> [TASK STATEMENT]: Write out again only the lines between the one with "Extract the chart's" and the end of the records below, both ends counted, and don't include the pictures.

> [RECORDS SUPPLIED]:
· · ·
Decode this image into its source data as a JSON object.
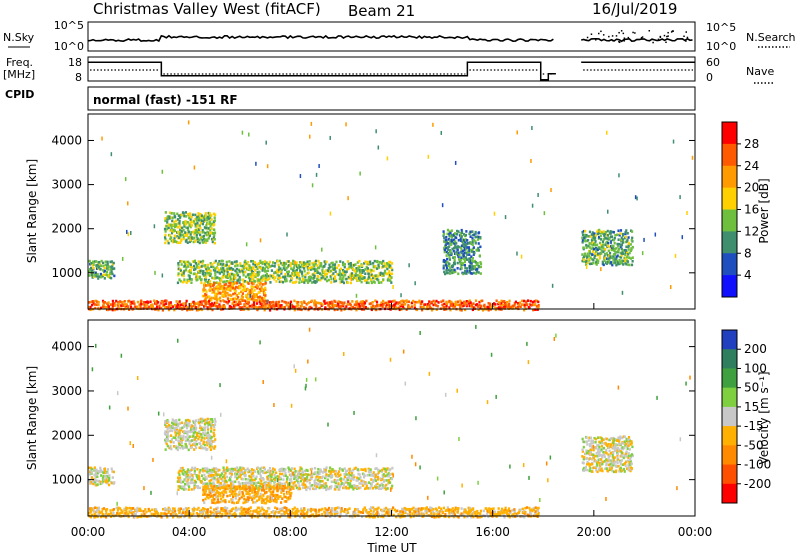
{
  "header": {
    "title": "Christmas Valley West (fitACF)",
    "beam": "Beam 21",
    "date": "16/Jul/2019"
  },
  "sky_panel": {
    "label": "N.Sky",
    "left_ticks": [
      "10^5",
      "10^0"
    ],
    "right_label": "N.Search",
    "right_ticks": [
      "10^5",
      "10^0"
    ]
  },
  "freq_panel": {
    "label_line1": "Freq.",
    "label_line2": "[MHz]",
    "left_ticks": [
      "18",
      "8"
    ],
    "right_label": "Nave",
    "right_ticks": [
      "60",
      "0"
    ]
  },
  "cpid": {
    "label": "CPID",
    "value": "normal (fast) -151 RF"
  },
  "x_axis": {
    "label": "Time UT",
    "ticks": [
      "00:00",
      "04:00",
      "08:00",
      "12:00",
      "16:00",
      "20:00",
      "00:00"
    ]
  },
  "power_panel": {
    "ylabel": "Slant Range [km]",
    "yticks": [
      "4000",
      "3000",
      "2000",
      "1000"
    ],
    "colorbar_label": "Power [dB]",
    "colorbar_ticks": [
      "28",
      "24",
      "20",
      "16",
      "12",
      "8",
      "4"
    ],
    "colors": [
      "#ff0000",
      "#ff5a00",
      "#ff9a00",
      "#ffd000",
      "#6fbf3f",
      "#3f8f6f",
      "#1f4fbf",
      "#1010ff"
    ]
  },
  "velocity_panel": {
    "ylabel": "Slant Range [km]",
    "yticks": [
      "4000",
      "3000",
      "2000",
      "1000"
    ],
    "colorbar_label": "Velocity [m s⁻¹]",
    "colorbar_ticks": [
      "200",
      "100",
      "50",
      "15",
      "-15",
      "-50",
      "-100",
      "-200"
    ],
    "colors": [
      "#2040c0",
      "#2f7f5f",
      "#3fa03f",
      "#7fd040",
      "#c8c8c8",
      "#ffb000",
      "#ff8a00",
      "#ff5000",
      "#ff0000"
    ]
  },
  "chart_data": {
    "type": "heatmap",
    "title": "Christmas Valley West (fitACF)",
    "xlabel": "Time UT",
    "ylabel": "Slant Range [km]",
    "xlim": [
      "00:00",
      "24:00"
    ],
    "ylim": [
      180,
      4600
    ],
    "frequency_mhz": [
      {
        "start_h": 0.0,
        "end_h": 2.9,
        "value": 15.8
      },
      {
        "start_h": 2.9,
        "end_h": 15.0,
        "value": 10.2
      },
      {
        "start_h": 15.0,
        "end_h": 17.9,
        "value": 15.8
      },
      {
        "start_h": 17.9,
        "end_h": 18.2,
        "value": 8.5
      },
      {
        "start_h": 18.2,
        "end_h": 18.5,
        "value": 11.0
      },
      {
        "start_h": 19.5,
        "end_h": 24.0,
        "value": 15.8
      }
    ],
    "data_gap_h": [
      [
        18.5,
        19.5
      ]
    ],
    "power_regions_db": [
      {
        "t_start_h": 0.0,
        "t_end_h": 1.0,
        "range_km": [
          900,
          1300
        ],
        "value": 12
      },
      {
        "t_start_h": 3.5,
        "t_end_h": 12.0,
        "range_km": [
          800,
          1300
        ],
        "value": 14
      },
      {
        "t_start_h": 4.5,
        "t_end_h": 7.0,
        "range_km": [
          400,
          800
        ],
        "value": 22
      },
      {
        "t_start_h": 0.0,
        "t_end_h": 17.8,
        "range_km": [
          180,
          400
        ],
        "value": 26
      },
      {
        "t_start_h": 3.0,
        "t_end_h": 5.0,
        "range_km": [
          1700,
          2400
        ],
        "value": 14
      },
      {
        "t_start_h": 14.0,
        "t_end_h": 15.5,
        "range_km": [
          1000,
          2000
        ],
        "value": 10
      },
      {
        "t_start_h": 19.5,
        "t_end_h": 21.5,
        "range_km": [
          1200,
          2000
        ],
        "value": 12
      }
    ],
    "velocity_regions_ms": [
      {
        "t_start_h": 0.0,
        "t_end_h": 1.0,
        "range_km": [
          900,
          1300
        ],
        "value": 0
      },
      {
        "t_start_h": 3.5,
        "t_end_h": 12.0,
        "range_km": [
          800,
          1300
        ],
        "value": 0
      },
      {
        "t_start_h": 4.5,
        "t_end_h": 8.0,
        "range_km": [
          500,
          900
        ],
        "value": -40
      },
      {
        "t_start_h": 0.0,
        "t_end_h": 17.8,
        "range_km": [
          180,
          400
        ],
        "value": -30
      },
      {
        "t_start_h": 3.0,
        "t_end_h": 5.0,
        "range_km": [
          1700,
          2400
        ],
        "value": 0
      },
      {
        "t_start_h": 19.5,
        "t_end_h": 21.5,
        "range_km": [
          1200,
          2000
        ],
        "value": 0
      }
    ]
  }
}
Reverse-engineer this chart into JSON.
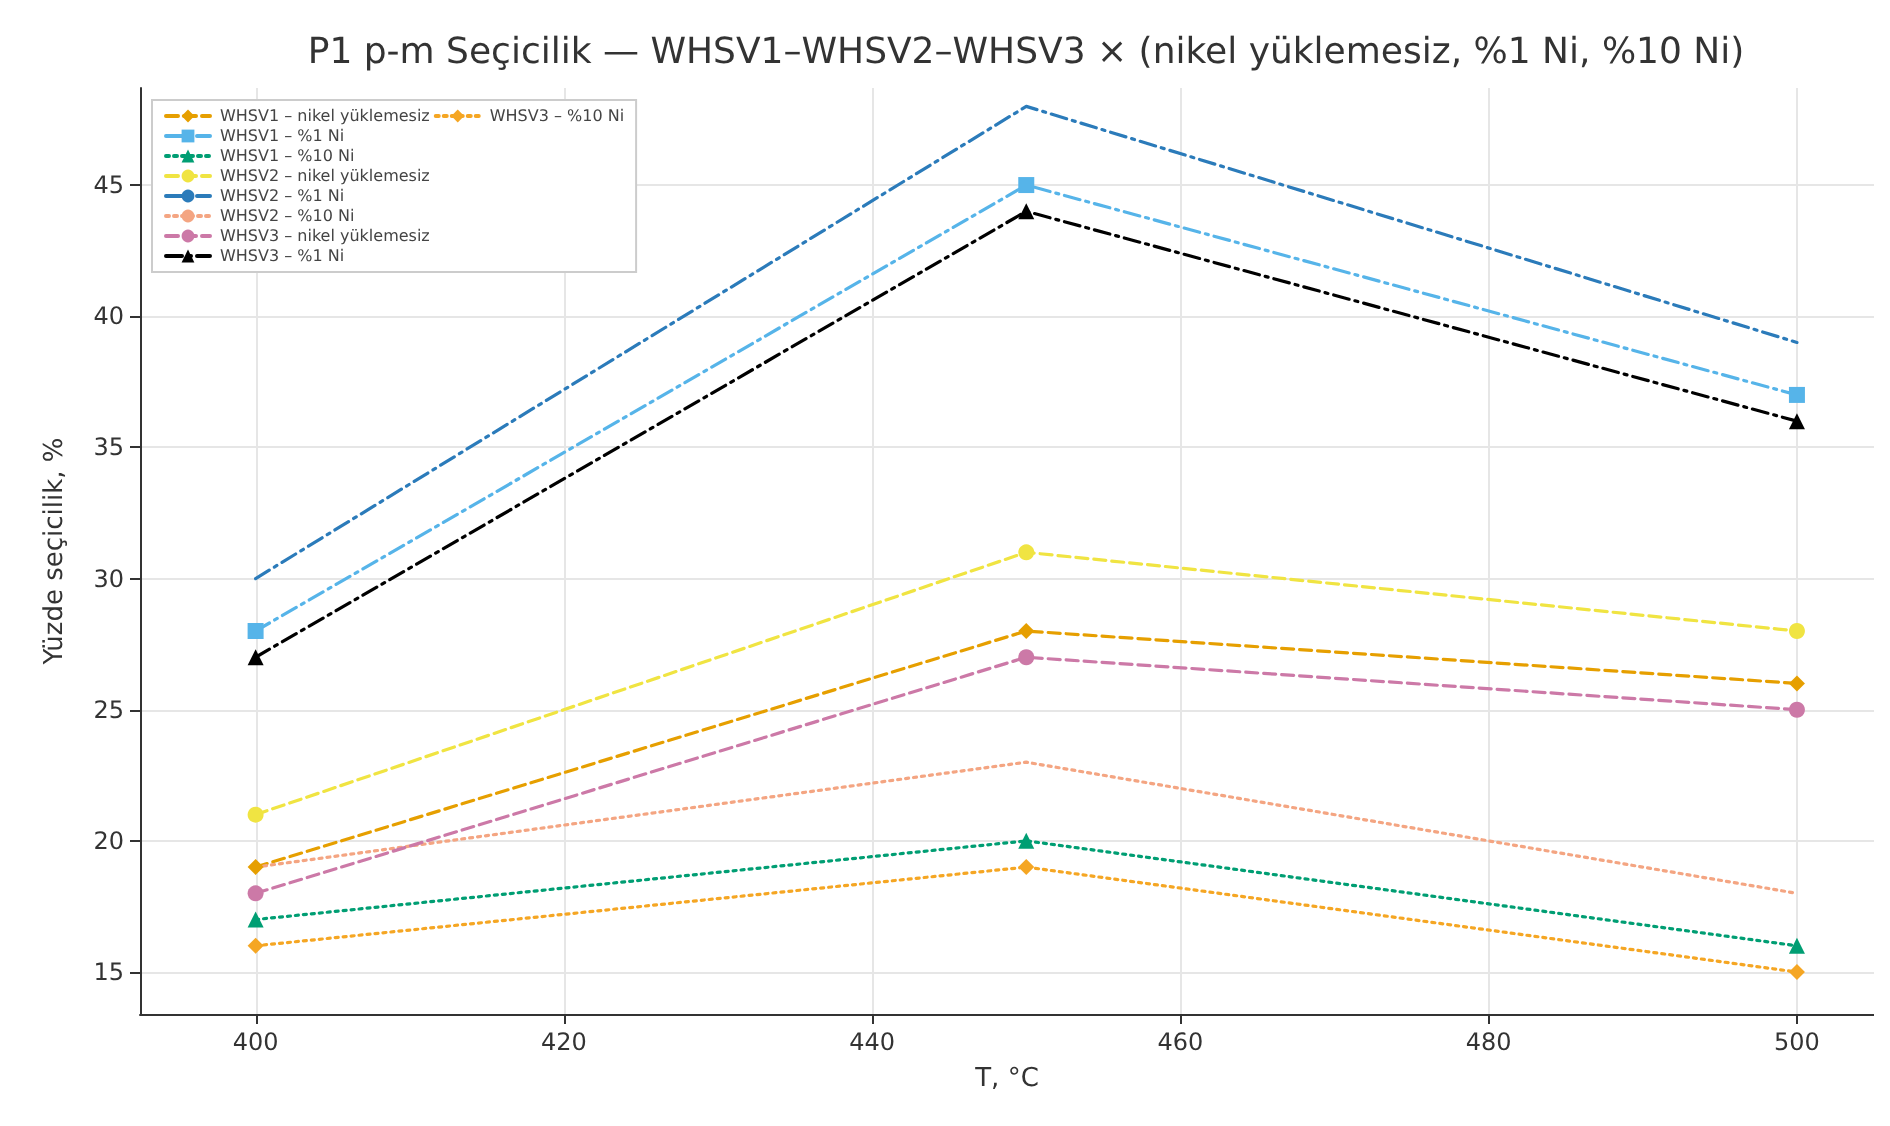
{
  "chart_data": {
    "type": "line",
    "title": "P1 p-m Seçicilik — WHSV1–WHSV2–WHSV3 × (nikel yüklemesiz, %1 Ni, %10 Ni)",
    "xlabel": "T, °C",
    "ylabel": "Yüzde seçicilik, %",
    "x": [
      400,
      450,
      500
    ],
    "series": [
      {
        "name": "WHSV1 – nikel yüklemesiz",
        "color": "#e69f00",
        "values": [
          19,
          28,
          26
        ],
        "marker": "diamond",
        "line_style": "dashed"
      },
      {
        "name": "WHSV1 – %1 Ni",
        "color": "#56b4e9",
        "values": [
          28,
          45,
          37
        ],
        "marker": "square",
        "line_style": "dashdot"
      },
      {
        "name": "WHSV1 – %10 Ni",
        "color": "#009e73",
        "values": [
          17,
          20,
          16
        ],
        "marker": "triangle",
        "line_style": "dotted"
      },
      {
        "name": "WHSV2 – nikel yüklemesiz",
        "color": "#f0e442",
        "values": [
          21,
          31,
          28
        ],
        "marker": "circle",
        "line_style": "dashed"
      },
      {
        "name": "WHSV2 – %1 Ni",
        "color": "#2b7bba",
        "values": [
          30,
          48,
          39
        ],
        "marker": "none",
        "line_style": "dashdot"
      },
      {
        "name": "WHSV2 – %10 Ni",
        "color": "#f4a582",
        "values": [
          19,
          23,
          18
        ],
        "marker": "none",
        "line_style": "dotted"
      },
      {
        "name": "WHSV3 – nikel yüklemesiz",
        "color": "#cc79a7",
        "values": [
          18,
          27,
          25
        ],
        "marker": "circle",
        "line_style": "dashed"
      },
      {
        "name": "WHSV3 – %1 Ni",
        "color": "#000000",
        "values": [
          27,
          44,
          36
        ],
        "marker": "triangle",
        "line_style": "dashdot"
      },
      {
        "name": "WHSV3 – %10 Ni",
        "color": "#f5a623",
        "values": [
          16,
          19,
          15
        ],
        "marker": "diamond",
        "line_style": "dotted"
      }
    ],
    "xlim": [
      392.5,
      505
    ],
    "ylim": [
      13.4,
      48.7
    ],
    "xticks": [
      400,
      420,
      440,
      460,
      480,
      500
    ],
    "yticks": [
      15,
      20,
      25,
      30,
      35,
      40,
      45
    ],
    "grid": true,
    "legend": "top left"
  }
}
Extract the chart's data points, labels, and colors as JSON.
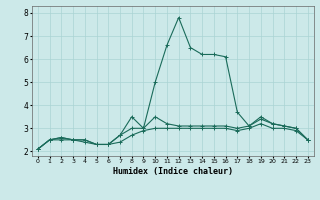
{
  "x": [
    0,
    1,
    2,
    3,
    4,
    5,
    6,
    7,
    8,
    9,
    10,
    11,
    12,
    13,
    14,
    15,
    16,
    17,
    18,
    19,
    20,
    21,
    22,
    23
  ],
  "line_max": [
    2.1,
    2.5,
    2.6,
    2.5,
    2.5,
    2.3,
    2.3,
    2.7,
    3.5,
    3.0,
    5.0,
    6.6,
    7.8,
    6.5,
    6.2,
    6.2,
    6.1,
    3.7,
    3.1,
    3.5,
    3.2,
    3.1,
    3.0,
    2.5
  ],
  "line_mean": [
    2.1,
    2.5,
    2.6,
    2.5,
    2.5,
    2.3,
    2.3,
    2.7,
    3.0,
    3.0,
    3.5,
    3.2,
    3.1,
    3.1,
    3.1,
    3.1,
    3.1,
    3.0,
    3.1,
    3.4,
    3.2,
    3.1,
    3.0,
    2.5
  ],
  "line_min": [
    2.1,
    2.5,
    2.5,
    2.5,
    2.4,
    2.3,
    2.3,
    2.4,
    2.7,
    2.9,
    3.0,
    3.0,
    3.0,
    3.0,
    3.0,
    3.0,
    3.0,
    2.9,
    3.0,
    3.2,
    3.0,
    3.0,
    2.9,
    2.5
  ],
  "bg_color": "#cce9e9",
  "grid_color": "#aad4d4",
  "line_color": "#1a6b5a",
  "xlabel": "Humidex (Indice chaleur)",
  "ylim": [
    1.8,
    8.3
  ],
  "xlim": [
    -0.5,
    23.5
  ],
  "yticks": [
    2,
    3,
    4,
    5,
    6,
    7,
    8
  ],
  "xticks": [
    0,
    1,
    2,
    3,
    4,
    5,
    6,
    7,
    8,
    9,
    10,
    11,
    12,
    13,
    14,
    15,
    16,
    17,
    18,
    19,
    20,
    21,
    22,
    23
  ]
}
· · ·
> [OUTPUT]:
Extract the chart's data points, labels, and colors as JSON.
{
  "x": [
    0,
    1,
    2,
    3,
    4,
    5,
    6,
    7,
    8,
    9,
    10,
    11,
    12,
    13,
    14,
    15,
    16,
    17,
    18,
    19,
    20,
    21,
    22,
    23
  ],
  "line_max": [
    2.1,
    2.5,
    2.6,
    2.5,
    2.5,
    2.3,
    2.3,
    2.7,
    3.5,
    3.0,
    5.0,
    6.6,
    7.8,
    6.5,
    6.2,
    6.2,
    6.1,
    3.7,
    3.1,
    3.5,
    3.2,
    3.1,
    3.0,
    2.5
  ],
  "line_mean": [
    2.1,
    2.5,
    2.6,
    2.5,
    2.5,
    2.3,
    2.3,
    2.7,
    3.0,
    3.0,
    3.5,
    3.2,
    3.1,
    3.1,
    3.1,
    3.1,
    3.1,
    3.0,
    3.1,
    3.4,
    3.2,
    3.1,
    3.0,
    2.5
  ],
  "line_min": [
    2.1,
    2.5,
    2.5,
    2.5,
    2.4,
    2.3,
    2.3,
    2.4,
    2.7,
    2.9,
    3.0,
    3.0,
    3.0,
    3.0,
    3.0,
    3.0,
    3.0,
    2.9,
    3.0,
    3.2,
    3.0,
    3.0,
    2.9,
    2.5
  ],
  "bg_color": "#cce9e9",
  "grid_color": "#aad4d4",
  "line_color": "#1a6b5a",
  "xlabel": "Humidex (Indice chaleur)",
  "ylim": [
    1.8,
    8.3
  ],
  "xlim": [
    -0.5,
    23.5
  ],
  "yticks": [
    2,
    3,
    4,
    5,
    6,
    7,
    8
  ],
  "xticks": [
    0,
    1,
    2,
    3,
    4,
    5,
    6,
    7,
    8,
    9,
    10,
    11,
    12,
    13,
    14,
    15,
    16,
    17,
    18,
    19,
    20,
    21,
    22,
    23
  ]
}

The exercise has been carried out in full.